:: PROVIDED ENTRIES ::
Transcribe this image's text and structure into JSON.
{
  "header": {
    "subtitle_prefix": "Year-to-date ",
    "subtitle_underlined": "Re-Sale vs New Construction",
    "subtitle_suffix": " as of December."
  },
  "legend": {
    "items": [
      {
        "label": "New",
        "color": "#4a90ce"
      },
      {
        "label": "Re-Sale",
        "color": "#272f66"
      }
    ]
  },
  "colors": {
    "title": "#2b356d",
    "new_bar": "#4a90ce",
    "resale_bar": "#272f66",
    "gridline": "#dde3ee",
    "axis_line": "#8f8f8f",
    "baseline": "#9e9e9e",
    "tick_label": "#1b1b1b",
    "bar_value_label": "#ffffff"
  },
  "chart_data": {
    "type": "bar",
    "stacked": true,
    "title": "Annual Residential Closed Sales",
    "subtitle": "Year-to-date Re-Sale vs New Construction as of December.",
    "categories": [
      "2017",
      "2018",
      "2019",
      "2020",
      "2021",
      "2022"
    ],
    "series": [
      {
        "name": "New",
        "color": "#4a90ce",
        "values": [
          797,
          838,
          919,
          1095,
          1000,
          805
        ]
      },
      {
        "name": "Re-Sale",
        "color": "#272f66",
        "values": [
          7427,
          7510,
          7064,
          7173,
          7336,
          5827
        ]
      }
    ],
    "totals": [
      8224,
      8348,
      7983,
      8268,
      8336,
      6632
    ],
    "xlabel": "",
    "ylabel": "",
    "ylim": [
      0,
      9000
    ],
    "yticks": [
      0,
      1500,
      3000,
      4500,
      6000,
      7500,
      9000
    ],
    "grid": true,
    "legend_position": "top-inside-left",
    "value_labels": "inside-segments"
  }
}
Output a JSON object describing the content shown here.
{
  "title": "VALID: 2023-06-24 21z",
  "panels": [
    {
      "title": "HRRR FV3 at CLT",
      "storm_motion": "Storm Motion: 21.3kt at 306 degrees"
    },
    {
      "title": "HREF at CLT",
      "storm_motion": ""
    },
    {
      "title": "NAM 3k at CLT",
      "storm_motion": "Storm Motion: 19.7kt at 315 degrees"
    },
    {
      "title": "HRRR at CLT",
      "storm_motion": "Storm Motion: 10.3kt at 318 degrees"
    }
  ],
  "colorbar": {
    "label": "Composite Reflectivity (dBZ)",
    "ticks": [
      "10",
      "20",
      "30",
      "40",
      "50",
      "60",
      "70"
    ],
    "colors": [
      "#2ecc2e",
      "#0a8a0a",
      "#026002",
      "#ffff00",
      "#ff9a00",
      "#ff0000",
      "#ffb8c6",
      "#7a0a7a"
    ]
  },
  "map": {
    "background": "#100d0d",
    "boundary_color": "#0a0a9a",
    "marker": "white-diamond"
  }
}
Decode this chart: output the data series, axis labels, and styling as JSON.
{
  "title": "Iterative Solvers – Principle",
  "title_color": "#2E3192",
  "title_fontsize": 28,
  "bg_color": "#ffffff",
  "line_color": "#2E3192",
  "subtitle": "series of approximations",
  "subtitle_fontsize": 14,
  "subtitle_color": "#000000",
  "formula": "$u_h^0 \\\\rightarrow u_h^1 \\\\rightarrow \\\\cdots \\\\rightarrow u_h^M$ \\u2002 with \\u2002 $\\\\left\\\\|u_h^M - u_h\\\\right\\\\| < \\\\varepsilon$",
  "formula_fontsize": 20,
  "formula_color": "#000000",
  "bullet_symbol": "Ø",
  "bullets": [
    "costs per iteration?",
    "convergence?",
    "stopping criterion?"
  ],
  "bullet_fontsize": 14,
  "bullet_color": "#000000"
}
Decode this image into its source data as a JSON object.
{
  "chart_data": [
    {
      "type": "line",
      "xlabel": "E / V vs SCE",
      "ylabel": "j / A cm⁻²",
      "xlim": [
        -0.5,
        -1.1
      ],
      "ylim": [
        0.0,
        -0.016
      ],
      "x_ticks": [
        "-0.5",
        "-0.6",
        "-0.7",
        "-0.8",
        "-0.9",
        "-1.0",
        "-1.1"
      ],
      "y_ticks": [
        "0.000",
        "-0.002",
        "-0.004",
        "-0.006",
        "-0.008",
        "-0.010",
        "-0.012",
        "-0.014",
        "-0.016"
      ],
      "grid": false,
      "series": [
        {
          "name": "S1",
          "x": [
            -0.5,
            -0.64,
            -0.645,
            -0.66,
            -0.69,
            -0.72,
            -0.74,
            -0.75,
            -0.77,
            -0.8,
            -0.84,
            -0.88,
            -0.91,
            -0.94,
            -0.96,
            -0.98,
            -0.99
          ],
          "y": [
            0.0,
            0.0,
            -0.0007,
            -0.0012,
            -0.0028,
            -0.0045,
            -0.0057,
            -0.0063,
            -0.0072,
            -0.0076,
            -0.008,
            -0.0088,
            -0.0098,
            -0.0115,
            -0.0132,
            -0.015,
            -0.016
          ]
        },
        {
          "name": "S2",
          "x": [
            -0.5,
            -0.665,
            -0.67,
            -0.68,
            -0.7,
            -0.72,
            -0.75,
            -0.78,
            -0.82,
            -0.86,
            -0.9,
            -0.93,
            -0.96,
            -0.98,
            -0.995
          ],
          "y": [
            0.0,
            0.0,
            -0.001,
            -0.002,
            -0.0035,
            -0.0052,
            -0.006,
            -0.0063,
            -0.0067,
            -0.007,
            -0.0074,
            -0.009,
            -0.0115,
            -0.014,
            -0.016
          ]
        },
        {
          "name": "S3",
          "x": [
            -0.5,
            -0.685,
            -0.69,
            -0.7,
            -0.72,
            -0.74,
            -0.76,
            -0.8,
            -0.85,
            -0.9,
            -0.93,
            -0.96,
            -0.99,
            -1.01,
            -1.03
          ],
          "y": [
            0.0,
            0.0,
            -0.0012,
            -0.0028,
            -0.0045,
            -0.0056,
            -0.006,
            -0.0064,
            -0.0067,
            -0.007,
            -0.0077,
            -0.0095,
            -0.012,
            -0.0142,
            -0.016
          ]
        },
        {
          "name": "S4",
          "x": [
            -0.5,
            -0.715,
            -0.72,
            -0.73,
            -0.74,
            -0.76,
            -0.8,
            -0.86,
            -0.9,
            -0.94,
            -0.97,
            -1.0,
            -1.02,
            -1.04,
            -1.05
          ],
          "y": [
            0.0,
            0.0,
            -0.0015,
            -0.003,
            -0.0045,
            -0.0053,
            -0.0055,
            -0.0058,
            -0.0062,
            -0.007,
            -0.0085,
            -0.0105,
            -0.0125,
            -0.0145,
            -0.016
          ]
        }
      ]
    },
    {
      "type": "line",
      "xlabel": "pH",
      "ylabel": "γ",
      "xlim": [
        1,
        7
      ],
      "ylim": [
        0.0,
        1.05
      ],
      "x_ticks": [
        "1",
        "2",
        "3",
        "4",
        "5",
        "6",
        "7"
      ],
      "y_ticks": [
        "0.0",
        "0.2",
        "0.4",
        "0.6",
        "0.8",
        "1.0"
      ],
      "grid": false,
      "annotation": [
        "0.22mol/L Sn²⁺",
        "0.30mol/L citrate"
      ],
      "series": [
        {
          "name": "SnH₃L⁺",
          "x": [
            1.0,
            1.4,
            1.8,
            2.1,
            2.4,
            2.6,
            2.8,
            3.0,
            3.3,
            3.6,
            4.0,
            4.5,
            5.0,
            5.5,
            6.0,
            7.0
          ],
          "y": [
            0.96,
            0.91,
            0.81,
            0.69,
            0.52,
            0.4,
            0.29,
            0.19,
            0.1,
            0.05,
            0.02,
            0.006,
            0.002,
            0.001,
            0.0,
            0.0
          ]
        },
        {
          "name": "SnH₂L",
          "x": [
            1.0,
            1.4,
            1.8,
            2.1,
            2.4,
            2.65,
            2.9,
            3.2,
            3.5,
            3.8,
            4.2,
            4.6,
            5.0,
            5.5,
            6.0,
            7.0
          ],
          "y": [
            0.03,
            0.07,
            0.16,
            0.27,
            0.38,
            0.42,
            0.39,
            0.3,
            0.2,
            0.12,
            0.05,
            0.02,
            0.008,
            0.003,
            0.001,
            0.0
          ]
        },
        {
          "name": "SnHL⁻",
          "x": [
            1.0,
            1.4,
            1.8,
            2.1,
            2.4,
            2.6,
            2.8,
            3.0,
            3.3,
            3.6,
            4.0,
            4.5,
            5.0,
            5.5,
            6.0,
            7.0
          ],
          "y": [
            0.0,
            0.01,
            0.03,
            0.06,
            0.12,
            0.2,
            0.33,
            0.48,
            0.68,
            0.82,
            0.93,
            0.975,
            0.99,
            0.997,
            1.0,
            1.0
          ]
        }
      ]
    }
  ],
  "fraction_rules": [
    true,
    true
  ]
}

:: WHAT THIS TASK INVOLVES ::
Copy every line above that includes the string "series".

:: OUTPUT BELOW ::
    "series": [
Decode this chart: output the data series, axis labels, and styling as JSON.
  "subtitle": "series of approximations",
      "series": [
      "series": [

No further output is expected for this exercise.